TASK REQUIREMENTS: Print all entries word for word.

Collected data entries
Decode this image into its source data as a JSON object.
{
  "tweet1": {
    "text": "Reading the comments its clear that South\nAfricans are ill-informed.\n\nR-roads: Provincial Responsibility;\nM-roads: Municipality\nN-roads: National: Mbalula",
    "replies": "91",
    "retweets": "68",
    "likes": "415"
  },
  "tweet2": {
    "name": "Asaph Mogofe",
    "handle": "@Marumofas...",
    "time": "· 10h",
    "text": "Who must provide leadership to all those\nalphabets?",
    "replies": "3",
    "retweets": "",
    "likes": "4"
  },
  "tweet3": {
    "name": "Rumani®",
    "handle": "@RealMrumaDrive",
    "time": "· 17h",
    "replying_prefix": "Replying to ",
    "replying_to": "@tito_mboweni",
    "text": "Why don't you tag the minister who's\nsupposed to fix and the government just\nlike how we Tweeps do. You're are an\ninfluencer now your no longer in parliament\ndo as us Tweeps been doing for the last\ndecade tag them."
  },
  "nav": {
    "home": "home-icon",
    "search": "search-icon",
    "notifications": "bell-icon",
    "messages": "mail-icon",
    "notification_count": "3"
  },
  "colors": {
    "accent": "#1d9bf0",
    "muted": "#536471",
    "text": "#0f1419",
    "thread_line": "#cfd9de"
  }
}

OUTPUT OF THE TASK:
Decode this image into its source data as a JSON object.
{
  "tweet1": {
    "text": "Reading the comments its clear that South\nAfricans are ill-informed.\n\nR-roads: Provincial Responsibility;\nM-roads: Municipality\nN-roads: National: Mbalula",
    "replies": "91",
    "retweets": "68",
    "likes": "415"
  },
  "tweet2": {
    "name": "Asaph Mogofe",
    "handle": "@Marumofas...",
    "time": "· 10h",
    "text": "Who must provide leadership to all those\nalphabets?",
    "replies": "3",
    "retweets": "",
    "likes": "4"
  },
  "tweet3": {
    "name": "Rumani®",
    "handle": "@RealMrumaDrive",
    "time": "· 17h",
    "replying_prefix": "Replying to ",
    "replying_to": "@tito_mboweni",
    "text": "Why don't you tag the minister who's\nsupposed to fix and the government just\nlike how we Tweeps do. You're are an\ninfluencer now your no longer in parliament\ndo as us Tweeps been doing for the last\ndecade tag them."
  },
  "nav": {
    "home": "home-icon",
    "search": "search-icon",
    "notifications": "bell-icon",
    "messages": "mail-icon",
    "notification_count": "3"
  },
  "colors": {
    "accent": "#1d9bf0",
    "muted": "#536471",
    "text": "#0f1419",
    "thread_line": "#cfd9de"
  }
}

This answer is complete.